Opinião

O direito de privatizar e a liminar do ministro Lewandowski

Autores

  • Irapuã Santana do Nascimento da Silva

    é ex-assessor de ministro no STF e no TSE procurador do município de Mauá (SP) professor do Centro Universitário de Brasília (UniCEUB) doutorando e mestre em Direito Processual pela Universidade do Estado do Rio de Janeiro (Uerj). Membro do Instituto Brasileiro de Direito Processual (IBDP) e do Centro Brasileiro de Estudos Constitucionais (CBEC) além de consultor da Educafro e da Rádio Justiça.

  • Elena Landau

    é advogada economista e presidente do Conselho Acadêmico do Livres.

10 de julho de 2018, 7h19

Recentemente, foi proferida decisão no STF determinando uma espécie de limitação da privatização de empresas no país.

O ministro relator deu interpretação conforme a Constituição a dispositivo da Lei 13.303/2016 para assentar a necessidade de prévia autorização legislativa na venda do controle acionário das estatais.

Apesar de demonstrar muita preocupação com o atual quadro nacional a respeito do tema, as questões tratadas no caso já foram muitas vezes discutidas em nossa suprema corte.

> [LINHAS DO CONJUNTO]:
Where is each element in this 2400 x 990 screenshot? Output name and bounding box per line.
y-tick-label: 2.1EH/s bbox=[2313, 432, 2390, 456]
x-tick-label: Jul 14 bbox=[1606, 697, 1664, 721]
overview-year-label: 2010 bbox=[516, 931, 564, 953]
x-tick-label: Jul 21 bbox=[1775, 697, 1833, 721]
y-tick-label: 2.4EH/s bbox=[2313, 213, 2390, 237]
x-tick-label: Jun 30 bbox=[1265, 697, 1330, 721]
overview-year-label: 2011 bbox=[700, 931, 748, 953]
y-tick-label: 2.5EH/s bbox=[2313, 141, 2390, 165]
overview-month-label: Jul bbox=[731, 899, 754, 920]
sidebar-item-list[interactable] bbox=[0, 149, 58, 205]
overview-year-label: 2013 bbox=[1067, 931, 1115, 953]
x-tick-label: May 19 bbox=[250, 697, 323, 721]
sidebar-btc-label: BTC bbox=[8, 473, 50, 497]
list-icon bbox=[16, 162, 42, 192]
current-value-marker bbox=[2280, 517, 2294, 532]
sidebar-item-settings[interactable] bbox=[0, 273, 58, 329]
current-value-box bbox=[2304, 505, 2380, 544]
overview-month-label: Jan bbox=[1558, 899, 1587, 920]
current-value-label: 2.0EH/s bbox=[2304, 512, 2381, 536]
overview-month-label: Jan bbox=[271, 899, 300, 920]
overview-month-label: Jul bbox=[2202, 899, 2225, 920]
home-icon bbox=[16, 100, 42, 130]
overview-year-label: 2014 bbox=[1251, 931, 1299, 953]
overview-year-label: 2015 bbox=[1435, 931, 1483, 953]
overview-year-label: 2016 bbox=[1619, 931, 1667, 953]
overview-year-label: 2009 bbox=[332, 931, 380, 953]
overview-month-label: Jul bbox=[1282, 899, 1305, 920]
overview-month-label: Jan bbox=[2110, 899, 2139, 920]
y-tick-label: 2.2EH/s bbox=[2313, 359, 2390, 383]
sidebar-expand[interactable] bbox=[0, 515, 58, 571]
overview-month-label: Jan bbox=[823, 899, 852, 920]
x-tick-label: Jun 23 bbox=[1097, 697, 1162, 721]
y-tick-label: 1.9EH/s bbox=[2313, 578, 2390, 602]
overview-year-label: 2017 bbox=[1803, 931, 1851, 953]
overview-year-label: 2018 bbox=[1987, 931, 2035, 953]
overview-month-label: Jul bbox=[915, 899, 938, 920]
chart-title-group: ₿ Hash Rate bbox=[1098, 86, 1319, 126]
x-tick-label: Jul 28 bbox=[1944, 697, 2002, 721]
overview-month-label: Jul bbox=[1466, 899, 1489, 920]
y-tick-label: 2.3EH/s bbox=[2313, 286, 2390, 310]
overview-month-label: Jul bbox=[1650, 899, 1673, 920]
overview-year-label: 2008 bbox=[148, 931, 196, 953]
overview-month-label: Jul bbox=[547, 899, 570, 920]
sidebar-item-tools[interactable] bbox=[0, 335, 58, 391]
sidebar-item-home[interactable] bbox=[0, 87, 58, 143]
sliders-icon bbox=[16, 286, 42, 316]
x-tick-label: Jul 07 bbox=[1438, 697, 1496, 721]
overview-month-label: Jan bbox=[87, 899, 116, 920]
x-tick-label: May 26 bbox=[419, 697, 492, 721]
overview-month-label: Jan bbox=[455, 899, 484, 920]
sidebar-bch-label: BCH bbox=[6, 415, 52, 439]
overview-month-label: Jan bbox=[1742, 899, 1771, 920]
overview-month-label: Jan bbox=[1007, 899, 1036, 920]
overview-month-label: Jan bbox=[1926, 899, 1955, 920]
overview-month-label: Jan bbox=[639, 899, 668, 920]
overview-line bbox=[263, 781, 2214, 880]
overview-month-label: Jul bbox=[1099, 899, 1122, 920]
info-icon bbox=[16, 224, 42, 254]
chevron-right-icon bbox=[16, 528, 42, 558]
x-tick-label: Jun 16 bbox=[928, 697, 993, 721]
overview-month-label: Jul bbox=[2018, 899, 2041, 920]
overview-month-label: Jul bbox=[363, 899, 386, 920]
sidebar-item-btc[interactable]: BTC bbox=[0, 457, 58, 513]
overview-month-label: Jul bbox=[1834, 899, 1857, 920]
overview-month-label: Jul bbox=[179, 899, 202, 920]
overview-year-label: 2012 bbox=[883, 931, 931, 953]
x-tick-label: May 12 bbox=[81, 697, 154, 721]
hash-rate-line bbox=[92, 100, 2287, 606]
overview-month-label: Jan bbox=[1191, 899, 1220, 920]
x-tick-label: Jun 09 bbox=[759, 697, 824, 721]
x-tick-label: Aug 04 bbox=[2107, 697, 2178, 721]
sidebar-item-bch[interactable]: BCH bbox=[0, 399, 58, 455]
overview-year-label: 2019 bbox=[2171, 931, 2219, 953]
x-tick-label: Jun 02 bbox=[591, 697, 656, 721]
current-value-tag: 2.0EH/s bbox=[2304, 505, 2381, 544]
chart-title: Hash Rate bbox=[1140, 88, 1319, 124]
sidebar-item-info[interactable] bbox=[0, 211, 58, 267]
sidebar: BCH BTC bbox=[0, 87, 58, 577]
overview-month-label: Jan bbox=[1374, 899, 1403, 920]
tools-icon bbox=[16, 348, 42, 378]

> [TAREFAS PROPOSTAS]:
1) Extraia do trecho do documento a passagem que começa em "é ex-assessor de" e segue até "Acadêmico do Livres.".
2) Responda às perguntas abaixo com base no trecho do documento.
(a) Em que data e horário o texto foi publicado?
(b) De qual lei o ministro relator interpretou um dispositivo?
(c) Que cargo Elena Landau ocupa no Livres?
As linhas acima provêm de uma fonte distinta daquela do trecho do documento.

> [SOLUÇÕES POR TAREFA]:
1)
é ex-assessor de ministro no STF e no TSE procurador do município de Mauá (SP) professor do Centro Universitário de Brasília (UniCEUB) doutorando e mestre em Direito Processual pela Universidade do Estado do Rio de Janeiro (Uerj). Membro do Instituto Brasileiro de Direito Processual (IBDP) e do Centro Brasileiro de Estudos Constitucionais (CBEC) além de consultor da Educafro e da Rádio Justiça.

  • Elena Landau

    é advogada economista e presidente do Conselho Acadêmico do Livres.

2)
(a) Em 10 de julho de 2018, às 7h19.
(b) Da Lei 13.303/2016.
(c) Presidente do Conselho Acadêmico.